» Source records:
####################
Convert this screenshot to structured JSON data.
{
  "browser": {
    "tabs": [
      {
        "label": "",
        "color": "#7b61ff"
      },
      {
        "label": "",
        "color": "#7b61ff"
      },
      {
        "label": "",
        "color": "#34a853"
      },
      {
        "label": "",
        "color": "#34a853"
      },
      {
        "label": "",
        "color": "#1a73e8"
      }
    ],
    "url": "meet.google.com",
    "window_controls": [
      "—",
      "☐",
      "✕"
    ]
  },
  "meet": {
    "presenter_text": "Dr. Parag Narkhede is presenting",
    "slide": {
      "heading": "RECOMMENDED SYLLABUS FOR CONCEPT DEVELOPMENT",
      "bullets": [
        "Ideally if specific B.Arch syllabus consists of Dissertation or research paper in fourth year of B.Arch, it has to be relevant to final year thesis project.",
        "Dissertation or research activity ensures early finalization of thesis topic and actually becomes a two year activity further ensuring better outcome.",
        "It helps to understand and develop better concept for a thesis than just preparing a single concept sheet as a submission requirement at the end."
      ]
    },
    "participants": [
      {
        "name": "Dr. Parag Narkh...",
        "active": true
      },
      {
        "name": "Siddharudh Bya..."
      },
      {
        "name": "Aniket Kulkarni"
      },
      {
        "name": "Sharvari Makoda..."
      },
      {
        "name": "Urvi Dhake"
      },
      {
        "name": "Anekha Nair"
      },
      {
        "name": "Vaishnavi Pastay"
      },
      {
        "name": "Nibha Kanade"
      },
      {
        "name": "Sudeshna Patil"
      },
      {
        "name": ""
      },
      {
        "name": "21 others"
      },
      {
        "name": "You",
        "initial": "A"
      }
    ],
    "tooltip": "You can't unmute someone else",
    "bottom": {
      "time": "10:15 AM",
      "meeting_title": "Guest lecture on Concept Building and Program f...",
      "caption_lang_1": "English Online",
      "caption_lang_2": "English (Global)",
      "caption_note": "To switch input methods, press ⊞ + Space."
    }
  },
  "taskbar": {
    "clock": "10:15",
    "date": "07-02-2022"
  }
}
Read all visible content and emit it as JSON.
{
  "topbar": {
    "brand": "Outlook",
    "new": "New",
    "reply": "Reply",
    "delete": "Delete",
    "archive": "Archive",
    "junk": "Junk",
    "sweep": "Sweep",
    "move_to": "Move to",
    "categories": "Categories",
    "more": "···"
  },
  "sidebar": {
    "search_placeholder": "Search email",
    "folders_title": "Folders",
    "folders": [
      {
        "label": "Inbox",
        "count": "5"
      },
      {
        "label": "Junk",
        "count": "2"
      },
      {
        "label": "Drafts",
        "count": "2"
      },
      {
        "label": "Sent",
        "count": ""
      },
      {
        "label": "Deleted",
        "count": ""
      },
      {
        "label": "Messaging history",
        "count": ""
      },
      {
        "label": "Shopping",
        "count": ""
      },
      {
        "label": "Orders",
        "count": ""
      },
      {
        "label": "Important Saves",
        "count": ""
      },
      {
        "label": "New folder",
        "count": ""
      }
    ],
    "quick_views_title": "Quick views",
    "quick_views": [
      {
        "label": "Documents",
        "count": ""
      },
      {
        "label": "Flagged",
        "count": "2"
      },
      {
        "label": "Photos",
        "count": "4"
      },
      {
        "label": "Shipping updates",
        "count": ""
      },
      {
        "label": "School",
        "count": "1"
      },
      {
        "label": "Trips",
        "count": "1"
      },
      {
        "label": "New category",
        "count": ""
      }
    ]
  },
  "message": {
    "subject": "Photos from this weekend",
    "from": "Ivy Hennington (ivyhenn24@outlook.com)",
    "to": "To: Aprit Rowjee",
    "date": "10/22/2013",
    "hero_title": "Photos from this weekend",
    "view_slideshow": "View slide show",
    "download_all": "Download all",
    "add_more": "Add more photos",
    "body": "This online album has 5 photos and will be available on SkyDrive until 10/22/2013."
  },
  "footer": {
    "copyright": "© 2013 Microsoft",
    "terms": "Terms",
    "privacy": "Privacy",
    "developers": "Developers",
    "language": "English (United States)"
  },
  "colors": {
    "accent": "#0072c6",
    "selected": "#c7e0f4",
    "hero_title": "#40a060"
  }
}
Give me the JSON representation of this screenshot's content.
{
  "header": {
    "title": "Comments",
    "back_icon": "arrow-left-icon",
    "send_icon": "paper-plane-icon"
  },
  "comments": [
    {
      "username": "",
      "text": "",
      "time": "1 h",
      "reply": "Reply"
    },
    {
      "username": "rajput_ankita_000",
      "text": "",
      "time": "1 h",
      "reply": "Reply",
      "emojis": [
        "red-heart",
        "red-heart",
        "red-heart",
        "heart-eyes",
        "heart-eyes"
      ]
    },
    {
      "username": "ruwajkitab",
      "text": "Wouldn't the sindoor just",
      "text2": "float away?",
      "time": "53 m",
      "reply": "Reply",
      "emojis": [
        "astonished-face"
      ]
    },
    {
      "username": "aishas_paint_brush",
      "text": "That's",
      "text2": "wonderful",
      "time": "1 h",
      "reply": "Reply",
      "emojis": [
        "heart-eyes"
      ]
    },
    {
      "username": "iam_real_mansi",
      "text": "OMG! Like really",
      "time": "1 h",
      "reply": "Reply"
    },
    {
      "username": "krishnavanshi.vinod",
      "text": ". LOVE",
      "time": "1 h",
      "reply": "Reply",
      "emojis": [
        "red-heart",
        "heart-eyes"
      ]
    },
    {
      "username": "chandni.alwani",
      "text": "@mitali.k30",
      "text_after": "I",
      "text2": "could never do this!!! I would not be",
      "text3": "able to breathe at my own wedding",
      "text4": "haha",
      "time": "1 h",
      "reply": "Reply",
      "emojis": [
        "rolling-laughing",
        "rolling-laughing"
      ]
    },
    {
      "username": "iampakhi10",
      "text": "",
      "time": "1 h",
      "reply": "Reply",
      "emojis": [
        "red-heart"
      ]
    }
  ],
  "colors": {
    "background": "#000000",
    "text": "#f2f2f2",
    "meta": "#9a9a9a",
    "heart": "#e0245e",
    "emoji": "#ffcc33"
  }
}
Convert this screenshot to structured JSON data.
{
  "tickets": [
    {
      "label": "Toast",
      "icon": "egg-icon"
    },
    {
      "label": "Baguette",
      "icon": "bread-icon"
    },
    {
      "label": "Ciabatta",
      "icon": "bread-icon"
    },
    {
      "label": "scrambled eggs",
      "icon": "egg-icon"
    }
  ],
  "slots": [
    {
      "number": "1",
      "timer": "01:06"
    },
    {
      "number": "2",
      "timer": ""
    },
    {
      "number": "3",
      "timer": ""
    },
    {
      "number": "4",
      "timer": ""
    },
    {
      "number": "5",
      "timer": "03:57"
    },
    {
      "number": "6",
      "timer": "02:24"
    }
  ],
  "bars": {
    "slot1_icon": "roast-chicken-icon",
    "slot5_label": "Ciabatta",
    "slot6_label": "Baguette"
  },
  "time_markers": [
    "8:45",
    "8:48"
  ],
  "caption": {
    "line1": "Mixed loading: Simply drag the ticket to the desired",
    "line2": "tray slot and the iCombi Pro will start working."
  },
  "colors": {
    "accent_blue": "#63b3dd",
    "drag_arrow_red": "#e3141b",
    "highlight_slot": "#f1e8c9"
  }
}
####################
» Instructions for the task: Each record should come back exactly as written.

» Result:
Convert this screenshot to structured JSON data.
{
  "browser": {
    "tabs": [
      {
        "label": "",
        "color": "#7b61ff"
      },
      {
        "label": "",
        "color": "#7b61ff"
      },
      {
        "label": "",
        "color": "#34a853"
      },
      {
        "label": "",
        "color": "#34a853"
      },
      {
        "label": "",
        "color": "#1a73e8"
      }
    ],
    "url": "meet.google.com",
    "window_controls": [
      "—",
      "☐",
      "✕"
    ]
  },
  "meet": {
    "presenter_text": "Dr. Parag Narkhede is presenting",
    "slide": {
      "heading": "RECOMMENDED SYLLABUS FOR CONCEPT DEVELOPMENT",
      "bullets": [
        "Ideally if specific B.Arch syllabus consists of Dissertation or research paper in fourth year of B.Arch, it has to be relevant to final year thesis project.",
        "Dissertation or research activity ensures early finalization of thesis topic and actually becomes a two year activity further ensuring better outcome.",
        "It helps to understand and develop better concept for a thesis than just preparing a single concept sheet as a submission requirement at the end."
      ]
    },
    "participants": [
      {
        "name": "Dr. Parag Narkh...",
        "active": true
      },
      {
        "name": "Siddharudh Bya..."
      },
      {
        "name": "Aniket Kulkarni"
      },
      {
        "name": "Sharvari Makoda..."
      },
      {
        "name": "Urvi Dhake"
      },
      {
        "name": "Anekha Nair"
      },
      {
        "name": "Vaishnavi Pastay"
      },
      {
        "name": "Nibha Kanade"
      },
      {
        "name": "Sudeshna Patil"
      },
      {
        "name": ""
      },
      {
        "name": "21 others"
      },
      {
        "name": "You",
        "initial": "A"
      }
    ],
    "tooltip": "You can't unmute someone else",
    "bottom": {
      "time": "10:15 AM",
      "meeting_title": "Guest lecture on Concept Building and Program f...",
      "caption_lang_1": "English Online",
      "caption_lang_2": "English (Global)",
      "caption_note": "To switch input methods, press ⊞ + Space."
    }
  },
  "taskbar": {
    "clock": "10:15",
    "date": "07-02-2022"
  }
}
Read all visible content and emit it as JSON.
{
  "topbar": {
    "brand": "Outlook",
    "new": "New",
    "reply": "Reply",
    "delete": "Delete",
    "archive": "Archive",
    "junk": "Junk",
    "sweep": "Sweep",
    "move_to": "Move to",
    "categories": "Categories",
    "more": "···"
  },
  "sidebar": {
    "search_placeholder": "Search email",
    "folders_title": "Folders",
    "folders": [
      {
        "label": "Inbox",
        "count": "5"
      },
      {
        "label": "Junk",
        "count": "2"
      },
      {
        "label": "Drafts",
        "count": "2"
      },
      {
        "label": "Sent",
        "count": ""
      },
      {
        "label": "Deleted",
        "count": ""
      },
      {
        "label": "Messaging history",
        "count": ""
      },
      {
        "label": "Shopping",
        "count": ""
      },
      {
        "label": "Orders",
        "count": ""
      },
      {
        "label": "Important Saves",
        "count": ""
      },
      {
        "label": "New folder",
        "count": ""
      }
    ],
    "quick_views_title": "Quick views",
    "quick_views": [
      {
        "label": "Documents",
        "count": ""
      },
      {
        "label": "Flagged",
        "count": "2"
      },
      {
        "label": "Photos",
        "count": "4"
      },
      {
        "label": "Shipping updates",
        "count": ""
      },
      {
        "label": "School",
        "count": "1"
      },
      {
        "label": "Trips",
        "count": "1"
      },
      {
        "label": "New category",
        "count": ""
      }
    ]
  },
  "message": {
    "subject": "Photos from this weekend",
    "from": "Ivy Hennington (ivyhenn24@outlook.com)",
    "to": "To: Aprit Rowjee",
    "date": "10/22/2013",
    "hero_title": "Photos from this weekend",
    "view_slideshow": "View slide show",
    "download_all": "Download all",
    "add_more": "Add more photos",
    "body": "This online album has 5 photos and will be available on SkyDrive until 10/22/2013."
  },
  "footer": {
    "copyright": "© 2013 Microsoft",
    "terms": "Terms",
    "privacy": "Privacy",
    "developers": "Developers",
    "language": "English (United States)"
  },
  "colors": {
    "accent": "#0072c6",
    "selected": "#c7e0f4",
    "hero_title": "#40a060"
  }
}
Give me the JSON representation of this screenshot's content.
{
  "header": {
    "title": "Comments",
    "back_icon": "arrow-left-icon",
    "send_icon": "paper-plane-icon"
  },
  "comments": [
    {
      "username": "",
      "text": "",
      "time": "1 h",
      "reply": "Reply"
    },
    {
      "username": "rajput_ankita_000",
      "text": "",
      "time": "1 h",
      "reply": "Reply",
      "emojis": [
        "red-heart",
        "red-heart",
        "red-heart",
        "heart-eyes",
        "heart-eyes"
      ]
    },
    {
      "username": "ruwajkitab",
      "text": "Wouldn't the sindoor just",
      "text2": "float away?",
      "time": "53 m",
      "reply": "Reply",
      "emojis": [
        "astonished-face"
      ]
    },
    {
      "username": "aishas_paint_brush",
      "text": "That's",
      "text2": "wonderful",
      "time": "1 h",
      "reply": "Reply",
      "emojis": [
        "heart-eyes"
      ]
    },
    {
      "username": "iam_real_mansi",
      "text": "OMG! Like really",
      "time": "1 h",
      "reply": "Reply"
    },
    {
      "username": "krishnavanshi.vinod",
      "text": ". LOVE",
      "time": "1 h",
      "reply": "Reply",
      "emojis": [
        "red-heart",
        "heart-eyes"
      ]
    },
    {
      "username": "chandni.alwani",
      "text": "@mitali.k30",
      "text_after": "I",
      "text2": "could never do this!!! I would not be",
      "text3": "able to breathe at my own wedding",
      "text4": "haha",
      "time": "1 h",
      "reply": "Reply",
      "emojis": [
        "rolling-laughing",
        "rolling-laughing"
      ]
    },
    {
      "username": "iampakhi10",
      "text": "",
      "time": "1 h",
      "reply": "Reply",
      "emojis": [
        "red-heart"
      ]
    }
  ],
  "colors": {
    "background": "#000000",
    "text": "#f2f2f2",
    "meta": "#9a9a9a",
    "heart": "#e0245e",
    "emoji": "#ffcc33"
  }
}
Convert this screenshot to structured JSON data.
{
  "tickets": [
    {
      "label": "Toast",
      "icon": "egg-icon"
    },
    {
      "label": "Baguette",
      "icon": "bread-icon"
    },
    {
      "label": "Ciabatta",
      "icon": "bread-icon"
    },
    {
      "label": "scrambled eggs",
      "icon": "egg-icon"
    }
  ],
  "slots": [
    {
      "number": "1",
      "timer": "01:06"
    },
    {
      "number": "2",
      "timer": ""
    },
    {
      "number": "3",
      "timer": ""
    },
    {
      "number": "4",
      "timer": ""
    },
    {
      "number": "5",
      "timer": "03:57"
    },
    {
      "number": "6",
      "timer": "02:24"
    }
  ],
  "bars": {
    "slot1_icon": "roast-chicken-icon",
    "slot5_label": "Ciabatta",
    "slot6_label": "Baguette"
  },
  "time_markers": [
    "8:45",
    "8:48"
  ],
  "caption": {
    "line1": "Mixed loading: Simply drag the ticket to the desired",
    "line2": "tray slot and the iCombi Pro will start working."
  },
  "colors": {
    "accent_blue": "#63b3dd",
    "drag_arrow_red": "#e3141b",
    "highlight_slot": "#f1e8c9"
  }
}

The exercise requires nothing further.